- [Work instructions] Every entry must be duplicated precisely as written.

- [Dataset records]
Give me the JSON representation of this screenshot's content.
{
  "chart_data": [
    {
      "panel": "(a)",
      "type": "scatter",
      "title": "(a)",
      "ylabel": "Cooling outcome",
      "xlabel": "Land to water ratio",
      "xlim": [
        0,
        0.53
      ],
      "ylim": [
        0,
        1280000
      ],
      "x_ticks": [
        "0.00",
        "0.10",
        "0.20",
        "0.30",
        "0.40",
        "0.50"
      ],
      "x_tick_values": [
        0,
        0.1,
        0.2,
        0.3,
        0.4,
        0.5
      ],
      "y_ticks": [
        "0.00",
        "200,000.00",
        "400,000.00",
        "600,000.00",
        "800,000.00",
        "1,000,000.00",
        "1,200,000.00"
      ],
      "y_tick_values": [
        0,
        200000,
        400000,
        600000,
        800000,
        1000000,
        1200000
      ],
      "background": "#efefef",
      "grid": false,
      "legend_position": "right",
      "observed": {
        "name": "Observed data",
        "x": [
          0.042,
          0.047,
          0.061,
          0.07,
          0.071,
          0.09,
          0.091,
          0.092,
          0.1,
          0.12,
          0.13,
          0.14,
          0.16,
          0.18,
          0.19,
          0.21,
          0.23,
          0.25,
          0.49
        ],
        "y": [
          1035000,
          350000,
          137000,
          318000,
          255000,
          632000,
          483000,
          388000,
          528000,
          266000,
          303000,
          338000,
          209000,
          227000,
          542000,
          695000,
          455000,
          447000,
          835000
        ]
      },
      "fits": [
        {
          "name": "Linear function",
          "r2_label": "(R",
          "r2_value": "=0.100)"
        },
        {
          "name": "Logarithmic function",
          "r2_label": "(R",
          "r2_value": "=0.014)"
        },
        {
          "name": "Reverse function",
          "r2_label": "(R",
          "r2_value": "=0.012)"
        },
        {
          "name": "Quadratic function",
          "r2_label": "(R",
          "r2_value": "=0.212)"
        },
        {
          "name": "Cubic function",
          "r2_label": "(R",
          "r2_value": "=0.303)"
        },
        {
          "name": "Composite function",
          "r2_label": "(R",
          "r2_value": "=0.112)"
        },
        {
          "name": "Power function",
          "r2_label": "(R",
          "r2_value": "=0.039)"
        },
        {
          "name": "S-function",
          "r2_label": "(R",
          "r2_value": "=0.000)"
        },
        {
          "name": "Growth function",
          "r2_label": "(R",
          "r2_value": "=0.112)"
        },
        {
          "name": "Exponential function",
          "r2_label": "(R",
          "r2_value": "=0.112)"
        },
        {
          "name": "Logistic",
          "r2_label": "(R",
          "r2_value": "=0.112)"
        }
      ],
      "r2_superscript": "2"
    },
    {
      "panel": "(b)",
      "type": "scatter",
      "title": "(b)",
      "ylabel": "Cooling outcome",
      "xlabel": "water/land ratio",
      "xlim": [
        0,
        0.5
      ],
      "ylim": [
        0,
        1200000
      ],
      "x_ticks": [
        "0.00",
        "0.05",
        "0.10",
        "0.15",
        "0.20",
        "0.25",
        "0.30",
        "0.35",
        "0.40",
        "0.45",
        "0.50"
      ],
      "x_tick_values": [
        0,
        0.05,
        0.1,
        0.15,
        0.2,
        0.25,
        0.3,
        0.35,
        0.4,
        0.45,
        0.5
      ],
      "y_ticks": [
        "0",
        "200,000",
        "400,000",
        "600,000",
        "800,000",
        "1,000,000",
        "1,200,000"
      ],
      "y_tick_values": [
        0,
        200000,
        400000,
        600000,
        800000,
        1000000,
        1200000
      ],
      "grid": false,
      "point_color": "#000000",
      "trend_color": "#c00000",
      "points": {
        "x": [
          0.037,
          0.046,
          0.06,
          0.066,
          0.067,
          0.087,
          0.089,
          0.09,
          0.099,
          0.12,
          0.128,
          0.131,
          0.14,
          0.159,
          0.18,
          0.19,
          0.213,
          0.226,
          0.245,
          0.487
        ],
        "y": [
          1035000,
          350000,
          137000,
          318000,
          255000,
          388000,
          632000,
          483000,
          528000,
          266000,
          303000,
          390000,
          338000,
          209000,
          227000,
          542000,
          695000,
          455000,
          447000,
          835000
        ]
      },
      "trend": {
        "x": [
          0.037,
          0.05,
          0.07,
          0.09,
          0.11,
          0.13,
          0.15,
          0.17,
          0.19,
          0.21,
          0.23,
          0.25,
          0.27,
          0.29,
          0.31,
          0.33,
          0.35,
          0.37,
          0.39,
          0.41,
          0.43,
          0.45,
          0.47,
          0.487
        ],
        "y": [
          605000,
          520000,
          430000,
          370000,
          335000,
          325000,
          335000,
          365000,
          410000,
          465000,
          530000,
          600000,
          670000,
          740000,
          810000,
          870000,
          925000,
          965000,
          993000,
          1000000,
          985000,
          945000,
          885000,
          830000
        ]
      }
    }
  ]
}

- [The reply]
Give me the JSON representation of this screenshot's content.
{
  "chart_data": [
    {
      "panel": "(a)",
      "type": "scatter",
      "title": "(a)",
      "ylabel": "Cooling outcome",
      "xlabel": "Land to water ratio",
      "xlim": [
        0,
        0.53
      ],
      "ylim": [
        0,
        1280000
      ],
      "x_ticks": [
        "0.00",
        "0.10",
        "0.20",
        "0.30",
        "0.40",
        "0.50"
      ],
      "x_tick_values": [
        0,
        0.1,
        0.2,
        0.3,
        0.4,
        0.5
      ],
      "y_ticks": [
        "0.00",
        "200,000.00",
        "400,000.00",
        "600,000.00",
        "800,000.00",
        "1,000,000.00",
        "1,200,000.00"
      ],
      "y_tick_values": [
        0,
        200000,
        400000,
        600000,
        800000,
        1000000,
        1200000
      ],
      "background": "#efefef",
      "grid": false,
      "legend_position": "right",
      "observed": {
        "name": "Observed data",
        "x": [
          0.042,
          0.047,
          0.061,
          0.07,
          0.071,
          0.09,
          0.091,
          0.092,
          0.1,
          0.12,
          0.13,
          0.14,
          0.16,
          0.18,
          0.19,
          0.21,
          0.23,
          0.25,
          0.49
        ],
        "y": [
          1035000,
          350000,
          137000,
          318000,
          255000,
          632000,
          483000,
          388000,
          528000,
          266000,
          303000,
          338000,
          209000,
          227000,
          542000,
          695000,
          455000,
          447000,
          835000
        ]
      },
      "fits": [
        {
          "name": "Linear function",
          "r2_label": "(R",
          "r2_value": "=0.100)"
        },
        {
          "name": "Logarithmic function",
          "r2_label": "(R",
          "r2_value": "=0.014)"
        },
        {
          "name": "Reverse function",
          "r2_label": "(R",
          "r2_value": "=0.012)"
        },
        {
          "name": "Quadratic function",
          "r2_label": "(R",
          "r2_value": "=0.212)"
        },
        {
          "name": "Cubic function",
          "r2_label": "(R",
          "r2_value": "=0.303)"
        },
        {
          "name": "Composite function",
          "r2_label": "(R",
          "r2_value": "=0.112)"
        },
        {
          "name": "Power function",
          "r2_label": "(R",
          "r2_value": "=0.039)"
        },
        {
          "name": "S-function",
          "r2_label": "(R",
          "r2_value": "=0.000)"
        },
        {
          "name": "Growth function",
          "r2_label": "(R",
          "r2_value": "=0.112)"
        },
        {
          "name": "Exponential function",
          "r2_label": "(R",
          "r2_value": "=0.112)"
        },
        {
          "name": "Logistic",
          "r2_label": "(R",
          "r2_value": "=0.112)"
        }
      ],
      "r2_superscript": "2"
    },
    {
      "panel": "(b)",
      "type": "scatter",
      "title": "(b)",
      "ylabel": "Cooling outcome",
      "xlabel": "water/land ratio",
      "xlim": [
        0,
        0.5
      ],
      "ylim": [
        0,
        1200000
      ],
      "x_ticks": [
        "0.00",
        "0.05",
        "0.10",
        "0.15",
        "0.20",
        "0.25",
        "0.30",
        "0.35",
        "0.40",
        "0.45",
        "0.50"
      ],
      "x_tick_values": [
        0,
        0.05,
        0.1,
        0.15,
        0.2,
        0.25,
        0.3,
        0.35,
        0.4,
        0.45,
        0.5
      ],
      "y_ticks": [
        "0",
        "200,000",
        "400,000",
        "600,000",
        "800,000",
        "1,000,000",
        "1,200,000"
      ],
      "y_tick_values": [
        0,
        200000,
        400000,
        600000,
        800000,
        1000000,
        1200000
      ],
      "grid": false,
      "point_color": "#000000",
      "trend_color": "#c00000",
      "points": {
        "x": [
          0.037,
          0.046,
          0.06,
          0.066,
          0.067,
          0.087,
          0.089,
          0.09,
          0.099,
          0.12,
          0.128,
          0.131,
          0.14,
          0.159,
          0.18,
          0.19,
          0.213,
          0.226,
          0.245,
          0.487
        ],
        "y": [
          1035000,
          350000,
          137000,
          318000,
          255000,
          388000,
          632000,
          483000,
          528000,
          266000,
          303000,
          390000,
          338000,
          209000,
          227000,
          542000,
          695000,
          455000,
          447000,
          835000
        ]
      },
      "trend": {
        "x": [
          0.037,
          0.05,
          0.07,
          0.09,
          0.11,
          0.13,
          0.15,
          0.17,
          0.19,
          0.21,
          0.23,
          0.25,
          0.27,
          0.29,
          0.31,
          0.33,
          0.35,
          0.37,
          0.39,
          0.41,
          0.43,
          0.45,
          0.47,
          0.487
        ],
        "y": [
          605000,
          520000,
          430000,
          370000,
          335000,
          325000,
          335000,
          365000,
          410000,
          465000,
          530000,
          600000,
          670000,
          740000,
          810000,
          870000,
          925000,
          965000,
          993000,
          1000000,
          985000,
          945000,
          885000,
          830000
        ]
      }
    }
  ]
}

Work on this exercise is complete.